__What you have to do__. Every record should be written out exactly, please.

__Extracted records__.
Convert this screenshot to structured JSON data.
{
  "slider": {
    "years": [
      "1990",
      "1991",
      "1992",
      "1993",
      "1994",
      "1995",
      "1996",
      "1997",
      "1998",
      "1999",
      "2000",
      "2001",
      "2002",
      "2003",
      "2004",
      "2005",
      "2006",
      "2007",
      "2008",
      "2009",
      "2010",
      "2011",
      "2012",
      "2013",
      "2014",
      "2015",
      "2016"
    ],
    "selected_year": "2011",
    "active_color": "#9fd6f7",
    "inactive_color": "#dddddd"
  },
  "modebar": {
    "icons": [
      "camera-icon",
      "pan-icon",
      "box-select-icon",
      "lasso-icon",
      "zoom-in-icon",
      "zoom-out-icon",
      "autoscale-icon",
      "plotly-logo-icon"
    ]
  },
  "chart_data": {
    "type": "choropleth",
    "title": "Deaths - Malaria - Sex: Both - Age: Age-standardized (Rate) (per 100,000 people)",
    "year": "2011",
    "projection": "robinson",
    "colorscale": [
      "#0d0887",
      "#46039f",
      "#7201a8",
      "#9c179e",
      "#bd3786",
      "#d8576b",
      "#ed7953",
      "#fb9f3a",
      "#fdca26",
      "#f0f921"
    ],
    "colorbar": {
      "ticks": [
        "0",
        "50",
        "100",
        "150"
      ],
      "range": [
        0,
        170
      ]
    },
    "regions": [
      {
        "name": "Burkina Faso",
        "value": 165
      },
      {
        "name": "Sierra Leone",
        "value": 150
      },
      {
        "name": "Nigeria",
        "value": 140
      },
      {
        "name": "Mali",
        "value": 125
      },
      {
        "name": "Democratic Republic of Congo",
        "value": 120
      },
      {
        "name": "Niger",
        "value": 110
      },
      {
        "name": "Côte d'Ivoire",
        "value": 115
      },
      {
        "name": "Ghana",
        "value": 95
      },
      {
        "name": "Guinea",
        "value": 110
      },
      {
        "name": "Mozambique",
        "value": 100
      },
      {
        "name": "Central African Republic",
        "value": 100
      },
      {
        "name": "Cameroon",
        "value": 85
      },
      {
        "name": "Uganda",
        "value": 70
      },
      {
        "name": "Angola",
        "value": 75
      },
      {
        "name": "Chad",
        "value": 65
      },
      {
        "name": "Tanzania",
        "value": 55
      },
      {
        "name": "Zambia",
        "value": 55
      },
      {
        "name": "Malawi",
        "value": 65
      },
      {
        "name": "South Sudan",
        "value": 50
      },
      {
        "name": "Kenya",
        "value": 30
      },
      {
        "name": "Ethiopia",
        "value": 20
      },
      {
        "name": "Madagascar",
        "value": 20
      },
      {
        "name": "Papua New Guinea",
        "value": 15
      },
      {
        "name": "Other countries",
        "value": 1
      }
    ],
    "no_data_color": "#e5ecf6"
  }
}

__Exercise solution__.
Convert this screenshot to structured JSON data.
{
  "slider": {
    "years": [
      "1990",
      "1991",
      "1992",
      "1993",
      "1994",
      "1995",
      "1996",
      "1997",
      "1998",
      "1999",
      "2000",
      "2001",
      "2002",
      "2003",
      "2004",
      "2005",
      "2006",
      "2007",
      "2008",
      "2009",
      "2010",
      "2011",
      "2012",
      "2013",
      "2014",
      "2015",
      "2016"
    ],
    "selected_year": "2011",
    "active_color": "#9fd6f7",
    "inactive_color": "#dddddd"
  },
  "modebar": {
    "icons": [
      "camera-icon",
      "pan-icon",
      "box-select-icon",
      "lasso-icon",
      "zoom-in-icon",
      "zoom-out-icon",
      "autoscale-icon",
      "plotly-logo-icon"
    ]
  },
  "chart_data": {
    "type": "choropleth",
    "title": "Deaths - Malaria - Sex: Both - Age: Age-standardized (Rate) (per 100,000 people)",
    "year": "2011",
    "projection": "robinson",
    "colorscale": [
      "#0d0887",
      "#46039f",
      "#7201a8",
      "#9c179e",
      "#bd3786",
      "#d8576b",
      "#ed7953",
      "#fb9f3a",
      "#fdca26",
      "#f0f921"
    ],
    "colorbar": {
      "ticks": [
        "0",
        "50",
        "100",
        "150"
      ],
      "range": [
        0,
        170
      ]
    },
    "regions": [
      {
        "name": "Burkina Faso",
        "value": 165
      },
      {
        "name": "Sierra Leone",
        "value": 150
      },
      {
        "name": "Nigeria",
        "value": 140
      },
      {
        "name": "Mali",
        "value": 125
      },
      {
        "name": "Democratic Republic of Congo",
        "value": 120
      },
      {
        "name": "Niger",
        "value": 110
      },
      {
        "name": "Côte d'Ivoire",
        "value": 115
      },
      {
        "name": "Ghana",
        "value": 95
      },
      {
        "name": "Guinea",
        "value": 110
      },
      {
        "name": "Mozambique",
        "value": 100
      },
      {
        "name": "Central African Republic",
        "value": 100
      },
      {
        "name": "Cameroon",
        "value": 85
      },
      {
        "name": "Uganda",
        "value": 70
      },
      {
        "name": "Angola",
        "value": 75
      },
      {
        "name": "Chad",
        "value": 65
      },
      {
        "name": "Tanzania",
        "value": 55
      },
      {
        "name": "Zambia",
        "value": 55
      },
      {
        "name": "Malawi",
        "value": 65
      },
      {
        "name": "South Sudan",
        "value": 50
      },
      {
        "name": "Kenya",
        "value": 30
      },
      {
        "name": "Ethiopia",
        "value": 20
      },
      {
        "name": "Madagascar",
        "value": 20
      },
      {
        "name": "Papua New Guinea",
        "value": 15
      },
      {
        "name": "Other countries",
        "value": 1
      }
    ],
    "no_data_color": "#e5ecf6"
  }
}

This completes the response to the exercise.